-- START OF Records for the task --

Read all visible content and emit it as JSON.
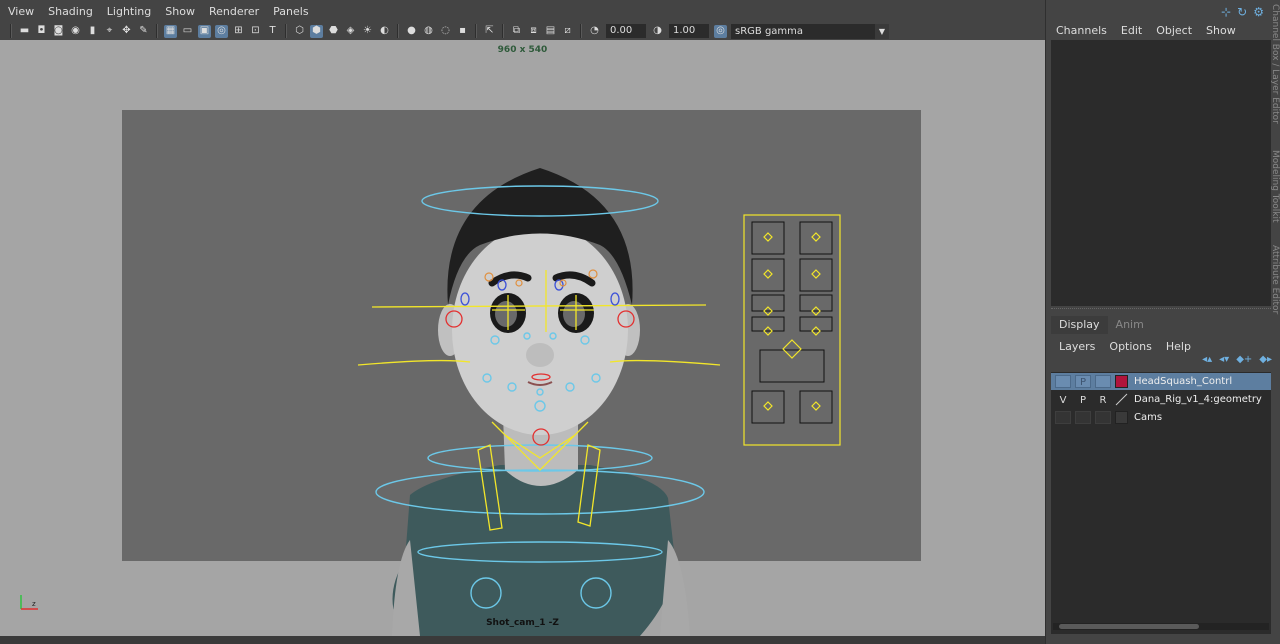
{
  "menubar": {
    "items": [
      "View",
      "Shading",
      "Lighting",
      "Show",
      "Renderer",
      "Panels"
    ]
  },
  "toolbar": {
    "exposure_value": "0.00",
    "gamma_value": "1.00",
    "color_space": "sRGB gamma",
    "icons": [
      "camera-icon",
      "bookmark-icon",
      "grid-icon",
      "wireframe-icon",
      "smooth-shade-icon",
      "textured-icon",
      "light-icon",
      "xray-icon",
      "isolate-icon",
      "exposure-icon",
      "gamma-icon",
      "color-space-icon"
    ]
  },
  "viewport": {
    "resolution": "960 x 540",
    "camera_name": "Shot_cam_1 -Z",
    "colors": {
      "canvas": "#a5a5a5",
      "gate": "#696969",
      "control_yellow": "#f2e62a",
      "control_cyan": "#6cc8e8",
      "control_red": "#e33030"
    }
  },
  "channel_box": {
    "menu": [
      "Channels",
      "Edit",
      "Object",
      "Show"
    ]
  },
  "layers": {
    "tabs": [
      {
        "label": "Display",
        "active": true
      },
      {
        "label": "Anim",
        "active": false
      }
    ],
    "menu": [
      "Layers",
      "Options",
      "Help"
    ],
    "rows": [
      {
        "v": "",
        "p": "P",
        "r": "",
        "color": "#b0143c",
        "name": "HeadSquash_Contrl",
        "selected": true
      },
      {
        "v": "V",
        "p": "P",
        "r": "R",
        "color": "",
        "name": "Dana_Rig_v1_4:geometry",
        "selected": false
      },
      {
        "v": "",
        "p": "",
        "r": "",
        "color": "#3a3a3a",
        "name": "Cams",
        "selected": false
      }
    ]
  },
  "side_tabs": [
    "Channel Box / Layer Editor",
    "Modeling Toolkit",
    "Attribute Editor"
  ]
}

-- END OF Records for the task --

__What needs to be done__
Repeat each entry precisely as it appears. Leave the pictures out.

__Result of the task__
Read all visible content and emit it as JSON.
{
  "menubar": {
    "items": [
      "View",
      "Shading",
      "Lighting",
      "Show",
      "Renderer",
      "Panels"
    ]
  },
  "toolbar": {
    "exposure_value": "0.00",
    "gamma_value": "1.00",
    "color_space": "sRGB gamma",
    "icons": [
      "camera-icon",
      "bookmark-icon",
      "grid-icon",
      "wireframe-icon",
      "smooth-shade-icon",
      "textured-icon",
      "light-icon",
      "xray-icon",
      "isolate-icon",
      "exposure-icon",
      "gamma-icon",
      "color-space-icon"
    ]
  },
  "viewport": {
    "resolution": "960 x 540",
    "camera_name": "Shot_cam_1 -Z",
    "colors": {
      "canvas": "#a5a5a5",
      "gate": "#696969",
      "control_yellow": "#f2e62a",
      "control_cyan": "#6cc8e8",
      "control_red": "#e33030"
    }
  },
  "channel_box": {
    "menu": [
      "Channels",
      "Edit",
      "Object",
      "Show"
    ]
  },
  "layers": {
    "tabs": [
      {
        "label": "Display",
        "active": true
      },
      {
        "label": "Anim",
        "active": false
      }
    ],
    "menu": [
      "Layers",
      "Options",
      "Help"
    ],
    "rows": [
      {
        "v": "",
        "p": "P",
        "r": "",
        "color": "#b0143c",
        "name": "HeadSquash_Contrl",
        "selected": true
      },
      {
        "v": "V",
        "p": "P",
        "r": "R",
        "color": "",
        "name": "Dana_Rig_v1_4:geometry",
        "selected": false
      },
      {
        "v": "",
        "p": "",
        "r": "",
        "color": "#3a3a3a",
        "name": "Cams",
        "selected": false
      }
    ]
  },
  "side_tabs": [
    "Channel Box / Layer Editor",
    "Modeling Toolkit",
    "Attribute Editor"
  ]
}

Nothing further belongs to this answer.